Take the data that follows and retype it word for word.

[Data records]
########################################

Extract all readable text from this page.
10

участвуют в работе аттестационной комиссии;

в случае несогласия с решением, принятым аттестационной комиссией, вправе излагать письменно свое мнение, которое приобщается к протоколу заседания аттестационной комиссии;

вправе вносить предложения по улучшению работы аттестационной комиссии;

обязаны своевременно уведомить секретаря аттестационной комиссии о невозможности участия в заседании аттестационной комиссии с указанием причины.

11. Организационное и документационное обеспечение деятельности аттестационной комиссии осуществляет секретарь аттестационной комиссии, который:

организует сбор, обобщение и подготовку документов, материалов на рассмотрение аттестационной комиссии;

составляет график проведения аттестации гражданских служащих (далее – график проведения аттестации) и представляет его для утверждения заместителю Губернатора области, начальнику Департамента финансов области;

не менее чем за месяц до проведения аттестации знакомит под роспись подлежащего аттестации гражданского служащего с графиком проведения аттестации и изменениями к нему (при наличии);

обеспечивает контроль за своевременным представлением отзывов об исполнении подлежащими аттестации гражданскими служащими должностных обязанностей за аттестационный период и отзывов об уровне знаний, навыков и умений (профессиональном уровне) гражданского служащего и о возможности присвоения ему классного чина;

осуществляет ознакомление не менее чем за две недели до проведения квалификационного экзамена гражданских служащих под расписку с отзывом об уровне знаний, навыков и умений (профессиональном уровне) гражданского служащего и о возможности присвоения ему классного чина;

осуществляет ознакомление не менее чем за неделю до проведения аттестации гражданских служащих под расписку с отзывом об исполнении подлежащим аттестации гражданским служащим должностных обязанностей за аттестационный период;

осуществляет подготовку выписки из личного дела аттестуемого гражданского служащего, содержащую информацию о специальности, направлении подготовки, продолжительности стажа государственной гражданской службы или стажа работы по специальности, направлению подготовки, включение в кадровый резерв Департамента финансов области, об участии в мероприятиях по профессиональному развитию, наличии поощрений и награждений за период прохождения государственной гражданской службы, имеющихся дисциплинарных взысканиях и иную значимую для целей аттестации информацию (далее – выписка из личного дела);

########################################

TASK RESULT
Extract all readable text from this page.
10

участвуют в работе аттестационной комиссии;

в случае несогласия с решением, принятым аттестационной комиссией, вправе излагать письменно свое мнение, которое приобщается к протоколу заседания аттестационной комиссии;

вправе вносить предложения по улучшению работы аттестационной комиссии;

обязаны своевременно уведомить секретаря аттестационной комиссии о невозможности участия в заседании аттестационной комиссии с указанием причины.

11. Организационное и документационное обеспечение деятельности аттестационной комиссии осуществляет секретарь аттестационной комиссии, который:

организует сбор, обобщение и подготовку документов, материалов на рассмотрение аттестационной комиссии;

составляет график проведения аттестации гражданских служащих (далее – график проведения аттестации) и представляет его для утверждения заместителю Губернатора области, начальнику Департамента финансов области;

не менее чем за месяц до проведения аттестации знакомит под роспись подлежащего аттестации гражданского служащего с графиком проведения аттестации и изменениями к нему (при наличии);

обеспечивает контроль за своевременным представлением отзывов об исполнении подлежащими аттестации гражданскими служащими должностных обязанностей за аттестационный период и отзывов об уровне знаний, навыков и умений (профессиональном уровне) гражданского служащего и о возможности присвоения ему классного чина;

осуществляет ознакомление не менее чем за две недели до проведения квалификационного экзамена гражданских служащих под расписку с отзывом об уровне знаний, навыков и умений (профессиональном уровне) гражданского служащего и о возможности присвоения ему классного чина;

осуществляет ознакомление не менее чем за неделю до проведения аттестации гражданских служащих под расписку с отзывом об исполнении подлежащим аттестации гражданским служащим должностных обязанностей за аттестационный период;

осуществляет подготовку выписки из личного дела аттестуемого гражданского служащего, содержащую информацию о специальности, направлении подготовки, продолжительности стажа государственной гражданской службы или стажа работы по специальности, направлению подготовки, включение в кадровый резерв Департамента финансов области, об участии в мероприятиях по профессиональному развитию, наличии поощрений и награждений за период прохождения государственной гражданской службы, имеющихся дисциплинарных взысканиях и иную значимую для целей аттестации информацию (далее – выписка из личного дела);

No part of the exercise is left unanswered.